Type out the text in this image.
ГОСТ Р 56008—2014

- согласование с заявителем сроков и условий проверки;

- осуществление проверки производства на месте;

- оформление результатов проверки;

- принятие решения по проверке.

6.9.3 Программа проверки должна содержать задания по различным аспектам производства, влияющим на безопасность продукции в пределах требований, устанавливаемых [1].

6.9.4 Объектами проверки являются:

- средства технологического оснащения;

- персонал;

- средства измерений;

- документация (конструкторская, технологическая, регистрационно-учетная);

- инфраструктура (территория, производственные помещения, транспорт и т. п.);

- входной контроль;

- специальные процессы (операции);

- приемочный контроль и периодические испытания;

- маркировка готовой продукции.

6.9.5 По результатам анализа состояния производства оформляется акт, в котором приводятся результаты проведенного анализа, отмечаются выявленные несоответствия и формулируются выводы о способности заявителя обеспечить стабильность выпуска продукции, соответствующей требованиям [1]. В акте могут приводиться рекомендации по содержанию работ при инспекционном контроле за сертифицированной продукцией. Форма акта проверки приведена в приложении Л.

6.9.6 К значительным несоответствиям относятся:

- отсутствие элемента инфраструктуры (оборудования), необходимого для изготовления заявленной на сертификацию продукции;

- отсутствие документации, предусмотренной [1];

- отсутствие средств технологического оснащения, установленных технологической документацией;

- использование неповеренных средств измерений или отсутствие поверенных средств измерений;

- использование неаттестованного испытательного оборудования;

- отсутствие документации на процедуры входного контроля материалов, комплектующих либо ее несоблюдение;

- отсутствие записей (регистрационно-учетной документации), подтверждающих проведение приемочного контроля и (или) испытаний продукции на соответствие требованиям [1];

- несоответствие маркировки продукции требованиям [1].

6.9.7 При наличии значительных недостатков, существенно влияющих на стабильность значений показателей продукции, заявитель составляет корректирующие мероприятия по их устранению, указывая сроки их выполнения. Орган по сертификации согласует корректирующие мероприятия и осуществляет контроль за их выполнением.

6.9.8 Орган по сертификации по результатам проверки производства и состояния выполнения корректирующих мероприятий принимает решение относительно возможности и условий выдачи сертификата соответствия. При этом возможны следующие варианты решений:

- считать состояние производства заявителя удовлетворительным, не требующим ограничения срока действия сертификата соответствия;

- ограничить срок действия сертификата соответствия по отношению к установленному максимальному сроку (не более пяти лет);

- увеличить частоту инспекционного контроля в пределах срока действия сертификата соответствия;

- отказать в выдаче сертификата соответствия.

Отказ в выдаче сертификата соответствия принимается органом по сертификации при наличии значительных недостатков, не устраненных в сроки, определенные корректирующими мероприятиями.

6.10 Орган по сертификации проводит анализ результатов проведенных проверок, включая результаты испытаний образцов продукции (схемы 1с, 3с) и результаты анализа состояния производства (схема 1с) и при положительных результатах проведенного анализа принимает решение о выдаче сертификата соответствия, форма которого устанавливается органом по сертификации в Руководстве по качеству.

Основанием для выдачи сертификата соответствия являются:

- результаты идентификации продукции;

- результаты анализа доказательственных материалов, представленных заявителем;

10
________________________
Extract from the material all lines containing the string "срока".

Response to this exercise:
- считать состояние производства заявителя удовлетворительным, не требующим ограничения срока действия сертификата соответствия;
- увеличить частоту инспекционного контроля в пределах срока действия сертификата соответствия;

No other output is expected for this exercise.